◆ INPUT ROWS:

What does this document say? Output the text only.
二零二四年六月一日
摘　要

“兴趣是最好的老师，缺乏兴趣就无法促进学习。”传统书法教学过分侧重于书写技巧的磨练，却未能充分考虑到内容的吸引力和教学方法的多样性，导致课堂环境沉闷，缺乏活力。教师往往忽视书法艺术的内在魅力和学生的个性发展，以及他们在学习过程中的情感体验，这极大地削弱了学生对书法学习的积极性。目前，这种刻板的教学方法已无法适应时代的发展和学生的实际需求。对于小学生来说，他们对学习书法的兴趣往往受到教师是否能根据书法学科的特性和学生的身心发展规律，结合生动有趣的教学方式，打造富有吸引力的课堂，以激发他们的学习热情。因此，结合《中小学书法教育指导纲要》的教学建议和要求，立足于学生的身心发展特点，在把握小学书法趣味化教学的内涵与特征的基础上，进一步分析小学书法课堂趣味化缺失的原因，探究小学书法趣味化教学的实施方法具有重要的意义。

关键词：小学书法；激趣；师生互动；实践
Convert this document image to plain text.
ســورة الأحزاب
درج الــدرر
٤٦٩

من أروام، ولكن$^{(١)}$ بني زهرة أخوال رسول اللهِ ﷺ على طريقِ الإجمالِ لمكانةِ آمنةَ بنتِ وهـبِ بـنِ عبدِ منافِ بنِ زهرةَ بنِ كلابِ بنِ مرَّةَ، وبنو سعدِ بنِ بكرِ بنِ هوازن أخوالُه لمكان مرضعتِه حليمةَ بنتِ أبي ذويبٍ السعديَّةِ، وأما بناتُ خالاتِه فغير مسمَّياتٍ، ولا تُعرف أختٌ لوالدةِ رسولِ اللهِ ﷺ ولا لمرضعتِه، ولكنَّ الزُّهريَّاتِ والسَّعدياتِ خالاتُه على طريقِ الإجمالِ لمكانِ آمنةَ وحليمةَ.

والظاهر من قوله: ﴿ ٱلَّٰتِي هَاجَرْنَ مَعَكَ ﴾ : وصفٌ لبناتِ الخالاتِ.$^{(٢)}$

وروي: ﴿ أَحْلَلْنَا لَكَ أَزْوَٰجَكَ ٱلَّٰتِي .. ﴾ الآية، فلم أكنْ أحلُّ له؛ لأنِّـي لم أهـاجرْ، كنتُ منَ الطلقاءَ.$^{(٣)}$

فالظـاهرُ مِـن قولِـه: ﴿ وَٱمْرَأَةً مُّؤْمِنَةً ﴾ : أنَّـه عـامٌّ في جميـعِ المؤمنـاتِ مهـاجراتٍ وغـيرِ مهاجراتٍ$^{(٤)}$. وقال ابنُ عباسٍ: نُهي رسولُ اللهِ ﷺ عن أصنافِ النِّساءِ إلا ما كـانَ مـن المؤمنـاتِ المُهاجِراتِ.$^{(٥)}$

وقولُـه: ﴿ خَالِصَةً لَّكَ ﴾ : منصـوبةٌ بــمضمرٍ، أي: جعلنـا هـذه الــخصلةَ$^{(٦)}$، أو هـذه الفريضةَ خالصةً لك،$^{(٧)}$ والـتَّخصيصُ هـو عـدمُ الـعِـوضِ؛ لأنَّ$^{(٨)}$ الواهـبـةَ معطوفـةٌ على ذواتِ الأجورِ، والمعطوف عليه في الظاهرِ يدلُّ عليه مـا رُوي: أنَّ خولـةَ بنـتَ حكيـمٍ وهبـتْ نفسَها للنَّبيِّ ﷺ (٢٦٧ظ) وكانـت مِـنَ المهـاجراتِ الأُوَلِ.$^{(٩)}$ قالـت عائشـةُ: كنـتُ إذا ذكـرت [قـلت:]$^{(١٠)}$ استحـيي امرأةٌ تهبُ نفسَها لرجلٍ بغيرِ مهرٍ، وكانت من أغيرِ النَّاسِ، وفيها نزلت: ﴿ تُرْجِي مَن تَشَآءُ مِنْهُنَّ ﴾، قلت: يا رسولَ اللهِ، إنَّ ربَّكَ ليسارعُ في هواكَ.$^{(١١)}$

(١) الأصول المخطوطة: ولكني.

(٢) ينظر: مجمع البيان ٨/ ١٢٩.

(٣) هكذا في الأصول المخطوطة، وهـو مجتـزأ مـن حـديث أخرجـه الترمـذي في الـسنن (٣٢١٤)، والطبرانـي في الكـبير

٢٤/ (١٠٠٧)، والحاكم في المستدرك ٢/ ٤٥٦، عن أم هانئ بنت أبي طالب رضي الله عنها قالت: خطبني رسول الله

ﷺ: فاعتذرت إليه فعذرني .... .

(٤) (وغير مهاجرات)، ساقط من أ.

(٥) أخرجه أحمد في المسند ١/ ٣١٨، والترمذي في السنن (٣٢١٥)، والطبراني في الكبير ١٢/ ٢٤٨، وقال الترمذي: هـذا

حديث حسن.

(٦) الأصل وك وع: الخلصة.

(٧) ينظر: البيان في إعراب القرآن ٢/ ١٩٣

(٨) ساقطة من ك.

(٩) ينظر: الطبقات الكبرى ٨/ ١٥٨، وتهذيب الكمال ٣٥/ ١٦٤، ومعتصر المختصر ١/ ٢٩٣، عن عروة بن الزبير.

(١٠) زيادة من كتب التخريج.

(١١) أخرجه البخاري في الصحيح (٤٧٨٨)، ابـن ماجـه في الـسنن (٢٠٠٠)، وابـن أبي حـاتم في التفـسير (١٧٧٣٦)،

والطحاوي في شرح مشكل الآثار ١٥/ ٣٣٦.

◆ DIRECTIONS: Look through the listing and extract every line with "البيان" in it.

◆ FINAL RESULT:
(٢) ينظر: مجمع البيان ٨/ ١٢٩.
(٧) ينظر: البيان في إعراب القرآن ٢/ ١٩٣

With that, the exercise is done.